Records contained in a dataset
** START **

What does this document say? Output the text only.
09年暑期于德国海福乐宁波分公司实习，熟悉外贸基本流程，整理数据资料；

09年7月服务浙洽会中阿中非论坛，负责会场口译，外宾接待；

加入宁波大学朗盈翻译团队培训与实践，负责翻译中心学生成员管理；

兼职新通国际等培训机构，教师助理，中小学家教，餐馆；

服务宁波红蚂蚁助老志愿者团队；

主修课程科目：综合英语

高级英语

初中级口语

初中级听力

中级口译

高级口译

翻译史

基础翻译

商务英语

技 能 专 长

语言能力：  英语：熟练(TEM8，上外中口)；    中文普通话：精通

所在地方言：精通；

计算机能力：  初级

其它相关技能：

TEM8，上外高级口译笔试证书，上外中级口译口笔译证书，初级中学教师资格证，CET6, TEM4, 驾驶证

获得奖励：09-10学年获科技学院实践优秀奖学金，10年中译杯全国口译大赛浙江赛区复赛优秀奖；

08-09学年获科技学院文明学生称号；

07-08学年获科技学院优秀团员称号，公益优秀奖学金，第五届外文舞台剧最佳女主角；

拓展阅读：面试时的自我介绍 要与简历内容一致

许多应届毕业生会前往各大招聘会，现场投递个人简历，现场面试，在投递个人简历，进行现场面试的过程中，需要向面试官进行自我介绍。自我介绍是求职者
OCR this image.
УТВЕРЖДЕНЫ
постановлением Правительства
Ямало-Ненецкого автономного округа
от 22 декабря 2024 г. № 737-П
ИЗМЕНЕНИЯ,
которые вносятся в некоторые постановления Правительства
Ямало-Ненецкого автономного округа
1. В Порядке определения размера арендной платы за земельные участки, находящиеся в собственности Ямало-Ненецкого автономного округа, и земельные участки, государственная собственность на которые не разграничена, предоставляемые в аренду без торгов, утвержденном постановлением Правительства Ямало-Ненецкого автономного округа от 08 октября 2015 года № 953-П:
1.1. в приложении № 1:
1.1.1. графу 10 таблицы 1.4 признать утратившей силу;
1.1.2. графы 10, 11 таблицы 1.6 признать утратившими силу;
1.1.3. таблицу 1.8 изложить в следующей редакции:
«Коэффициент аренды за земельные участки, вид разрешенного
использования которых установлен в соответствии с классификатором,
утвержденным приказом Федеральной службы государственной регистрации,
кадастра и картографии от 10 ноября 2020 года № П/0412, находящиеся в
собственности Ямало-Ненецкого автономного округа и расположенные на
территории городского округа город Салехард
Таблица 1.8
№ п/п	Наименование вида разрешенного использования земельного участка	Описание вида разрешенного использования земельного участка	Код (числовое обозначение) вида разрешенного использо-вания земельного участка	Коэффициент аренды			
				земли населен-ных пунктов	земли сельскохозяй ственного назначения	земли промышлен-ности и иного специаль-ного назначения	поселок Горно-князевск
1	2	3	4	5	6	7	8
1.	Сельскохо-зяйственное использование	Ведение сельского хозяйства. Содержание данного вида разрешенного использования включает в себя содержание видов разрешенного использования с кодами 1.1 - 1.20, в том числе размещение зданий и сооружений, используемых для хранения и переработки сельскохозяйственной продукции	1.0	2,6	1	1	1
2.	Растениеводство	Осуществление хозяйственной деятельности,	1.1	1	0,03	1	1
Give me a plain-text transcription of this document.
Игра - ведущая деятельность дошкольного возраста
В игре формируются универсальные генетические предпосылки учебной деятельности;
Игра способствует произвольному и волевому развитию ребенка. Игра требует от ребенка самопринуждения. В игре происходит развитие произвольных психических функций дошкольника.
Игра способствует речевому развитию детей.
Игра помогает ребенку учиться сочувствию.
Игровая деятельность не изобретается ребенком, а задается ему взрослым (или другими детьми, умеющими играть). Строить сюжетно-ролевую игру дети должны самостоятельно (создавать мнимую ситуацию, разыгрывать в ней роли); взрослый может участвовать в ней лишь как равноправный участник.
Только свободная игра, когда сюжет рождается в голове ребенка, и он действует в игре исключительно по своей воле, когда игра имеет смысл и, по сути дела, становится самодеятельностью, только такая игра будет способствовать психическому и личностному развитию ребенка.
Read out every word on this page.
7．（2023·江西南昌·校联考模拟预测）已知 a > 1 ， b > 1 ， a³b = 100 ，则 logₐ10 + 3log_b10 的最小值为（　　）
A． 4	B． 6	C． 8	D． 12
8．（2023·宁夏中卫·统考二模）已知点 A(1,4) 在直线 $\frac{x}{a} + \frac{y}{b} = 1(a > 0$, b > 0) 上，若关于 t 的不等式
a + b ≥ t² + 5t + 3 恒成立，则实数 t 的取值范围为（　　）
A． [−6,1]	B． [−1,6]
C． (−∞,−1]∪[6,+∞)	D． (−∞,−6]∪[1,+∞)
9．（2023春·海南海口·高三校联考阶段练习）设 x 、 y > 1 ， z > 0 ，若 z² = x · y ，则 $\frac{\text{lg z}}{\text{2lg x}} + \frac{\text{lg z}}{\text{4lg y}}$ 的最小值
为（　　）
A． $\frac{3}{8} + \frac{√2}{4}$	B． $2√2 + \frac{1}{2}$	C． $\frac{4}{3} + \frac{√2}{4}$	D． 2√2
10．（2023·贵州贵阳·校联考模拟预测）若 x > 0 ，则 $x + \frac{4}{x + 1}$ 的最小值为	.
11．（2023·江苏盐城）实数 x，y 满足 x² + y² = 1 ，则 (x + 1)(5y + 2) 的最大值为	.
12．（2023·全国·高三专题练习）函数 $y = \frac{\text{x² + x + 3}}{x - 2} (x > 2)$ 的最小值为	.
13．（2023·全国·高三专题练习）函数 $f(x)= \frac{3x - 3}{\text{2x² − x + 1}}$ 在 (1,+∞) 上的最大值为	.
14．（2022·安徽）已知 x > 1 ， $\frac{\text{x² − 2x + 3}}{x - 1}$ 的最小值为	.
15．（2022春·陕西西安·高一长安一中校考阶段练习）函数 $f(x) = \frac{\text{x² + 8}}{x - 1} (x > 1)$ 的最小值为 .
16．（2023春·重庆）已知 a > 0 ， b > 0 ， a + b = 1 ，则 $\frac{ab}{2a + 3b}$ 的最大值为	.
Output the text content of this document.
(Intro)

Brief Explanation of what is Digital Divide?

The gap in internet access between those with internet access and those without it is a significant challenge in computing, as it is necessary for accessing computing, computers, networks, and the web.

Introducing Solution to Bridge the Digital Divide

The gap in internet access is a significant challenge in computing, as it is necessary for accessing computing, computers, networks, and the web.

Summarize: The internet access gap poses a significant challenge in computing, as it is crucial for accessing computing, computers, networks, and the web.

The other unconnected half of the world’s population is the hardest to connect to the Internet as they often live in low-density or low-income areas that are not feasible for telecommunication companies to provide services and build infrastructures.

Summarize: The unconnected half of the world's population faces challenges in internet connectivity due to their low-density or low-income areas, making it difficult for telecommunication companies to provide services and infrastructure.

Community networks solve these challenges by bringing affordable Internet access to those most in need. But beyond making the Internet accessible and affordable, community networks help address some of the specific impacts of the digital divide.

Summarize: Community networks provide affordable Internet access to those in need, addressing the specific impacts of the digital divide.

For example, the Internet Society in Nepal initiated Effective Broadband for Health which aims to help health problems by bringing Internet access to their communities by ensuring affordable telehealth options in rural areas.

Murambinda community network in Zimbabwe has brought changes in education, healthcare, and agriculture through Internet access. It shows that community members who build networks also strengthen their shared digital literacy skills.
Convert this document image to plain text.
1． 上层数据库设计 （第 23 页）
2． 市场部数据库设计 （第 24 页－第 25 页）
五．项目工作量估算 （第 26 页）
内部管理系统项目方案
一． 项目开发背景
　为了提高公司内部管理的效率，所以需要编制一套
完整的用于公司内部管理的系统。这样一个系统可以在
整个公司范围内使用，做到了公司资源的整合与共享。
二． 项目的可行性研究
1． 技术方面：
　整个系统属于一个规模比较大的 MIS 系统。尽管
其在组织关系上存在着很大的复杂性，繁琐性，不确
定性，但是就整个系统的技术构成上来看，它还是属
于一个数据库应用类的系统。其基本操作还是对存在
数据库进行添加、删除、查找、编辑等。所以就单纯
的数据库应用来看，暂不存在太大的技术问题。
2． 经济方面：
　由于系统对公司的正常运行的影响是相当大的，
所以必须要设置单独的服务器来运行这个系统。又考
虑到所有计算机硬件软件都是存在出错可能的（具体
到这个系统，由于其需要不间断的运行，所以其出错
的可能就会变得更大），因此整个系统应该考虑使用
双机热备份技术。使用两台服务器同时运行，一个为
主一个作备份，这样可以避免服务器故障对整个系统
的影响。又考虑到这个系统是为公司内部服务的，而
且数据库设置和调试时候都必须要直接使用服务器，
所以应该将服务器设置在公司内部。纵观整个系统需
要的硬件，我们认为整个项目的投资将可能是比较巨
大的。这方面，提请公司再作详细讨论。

** END **

_Exercise goal_
Identify each line of the material where the word "Output" shows up, and copy it.

_Task result_
What does this document say? Output the text only.
Output the text content of this document.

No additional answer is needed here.